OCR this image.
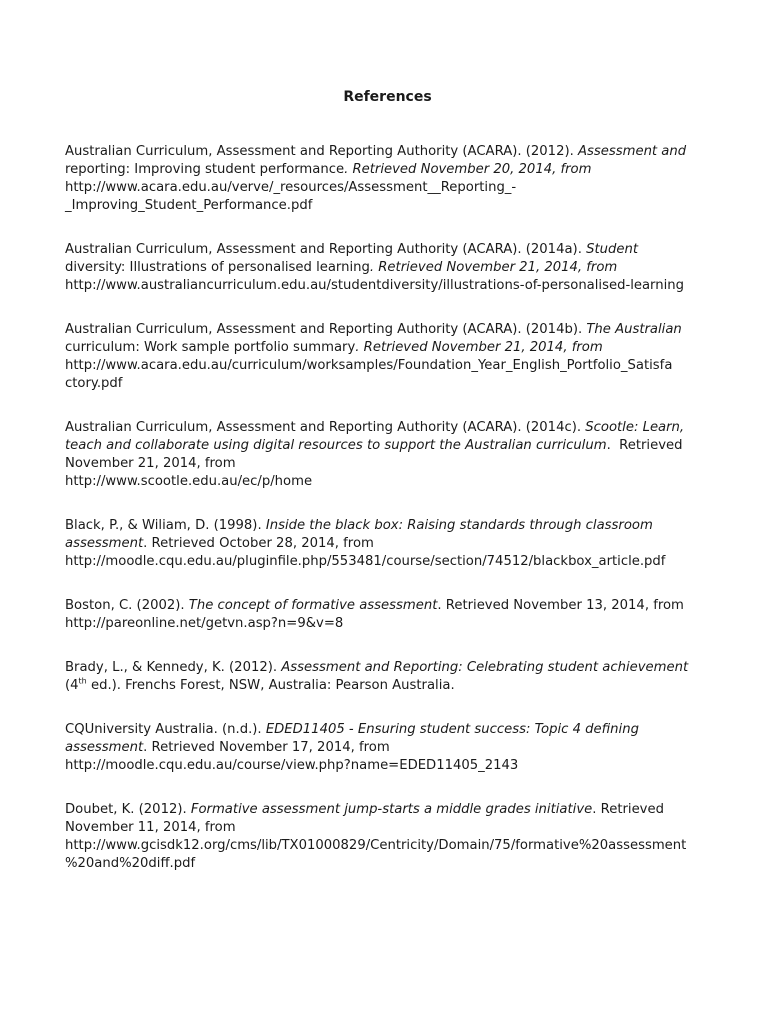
References
Australian Curriculum, Assessment and Reporting Authority (ACARA). (2012). Assessment and
reporting: Improving student performance. Retrieved November 20, 2014, from
http://www.acara.edu.au/verve/_resources/Assessment__Reporting_-
_Improving_Student_Performance.pdf
Australian Curriculum, Assessment and Reporting Authority (ACARA). (2014a). Student
diversity: Illustrations of personalised learning. Retrieved November 21, 2014, from
http://www.australiancurriculum.edu.au/studentdiversity/illustrations-of-personalised-learning
Australian Curriculum, Assessment and Reporting Authority (ACARA). (2014b). The Australian
curriculum: Work sample portfolio summary. Retrieved November 21, 2014, from
http://www.acara.edu.au/curriculum/worksamples/Foundation_Year_English_Portfolio_Satisfa
ctory.pdf
Australian Curriculum, Assessment and Reporting Authority (ACARA). (2014c). Scootle: Learn,
teach and collaborate using digital resources to support the Australian curriculum.  Retrieved
November 21, 2014, from
http://www.scootle.edu.au/ec/p/home
Black, P., & Wiliam, D. (1998). Inside the black box: Raising standards through classroom
assessment. Retrieved October 28, 2014, from
http://moodle.cqu.edu.au/pluginfile.php/553481/course/section/74512/blackbox_article.pdf
Boston, C. (2002). The concept of formative assessment. Retrieved November 13, 2014, from
http://pareonline.net/getvn.asp?n=9&v=8
Brady, L., & Kennedy, K. (2012). Assessment and Reporting: Celebrating student achievement
(4th ed.). Frenchs Forest, NSW, Australia: Pearson Australia.
CQUniversity Australia. (n.d.). EDED11405 - Ensuring student success: Topic 4 defining
assessment. Retrieved November 17, 2014, from
http://moodle.cqu.edu.au/course/view.php?name=EDED11405_2143
Doubet, K. (2012). Formative assessment jump-starts a middle grades initiative. Retrieved
November 11, 2014, from
http://www.gcisdk12.org/cms/lib/TX01000829/Centricity/Domain/75/formative%20assessment
%20and%20diff.pdf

================

Return every line containing "moodle".

http://moodle.cqu.edu.au/pluginfile.php/553481/course/section/74512/blackbox_article.pdf
http://moodle.cqu.edu.au/course/view.php?name=EDED11405_2143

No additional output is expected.